Provided material:
^^^^

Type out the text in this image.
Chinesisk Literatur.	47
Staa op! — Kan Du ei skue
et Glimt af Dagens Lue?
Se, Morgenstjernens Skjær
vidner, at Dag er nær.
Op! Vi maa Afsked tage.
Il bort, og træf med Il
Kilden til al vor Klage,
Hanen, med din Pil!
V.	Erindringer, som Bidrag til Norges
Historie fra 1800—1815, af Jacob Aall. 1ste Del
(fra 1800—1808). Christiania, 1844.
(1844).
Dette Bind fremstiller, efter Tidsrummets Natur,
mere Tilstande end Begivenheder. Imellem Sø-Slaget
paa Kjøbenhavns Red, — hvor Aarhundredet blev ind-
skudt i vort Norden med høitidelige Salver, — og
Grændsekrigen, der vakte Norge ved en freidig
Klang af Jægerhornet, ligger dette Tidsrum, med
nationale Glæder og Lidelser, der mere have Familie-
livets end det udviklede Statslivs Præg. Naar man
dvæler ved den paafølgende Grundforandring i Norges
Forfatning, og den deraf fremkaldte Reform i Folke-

^^^^

Written instruction: Give the data again, exactly as it stands.

Complete answer:
Type out the text in this image.
Chinesisk Literatur.	47
Staa op! — Kan Du ei skue
et Glimt af Dagens Lue?
Se, Morgenstjernens Skjær
vidner, at Dag er nær.
Op! Vi maa Afsked tage.
Il bort, og træf med Il
Kilden til al vor Klage,
Hanen, med din Pil!
V.	Erindringer, som Bidrag til Norges
Historie fra 1800—1815, af Jacob Aall. 1ste Del
(fra 1800—1808). Christiania, 1844.
(1844).
Dette Bind fremstiller, efter Tidsrummets Natur,
mere Tilstande end Begivenheder. Imellem Sø-Slaget
paa Kjøbenhavns Red, — hvor Aarhundredet blev ind-
skudt i vort Norden med høitidelige Salver, — og
Grændsekrigen, der vakte Norge ved en freidig
Klang af Jægerhornet, ligger dette Tidsrum, med
nationale Glæder og Lidelser, der mere have Familie-
livets end det udviklede Statslivs Præg. Naar man
dvæler ved den paafølgende Grundforandring i Norges
Forfatning, og den deraf fremkaldte Reform i Folke-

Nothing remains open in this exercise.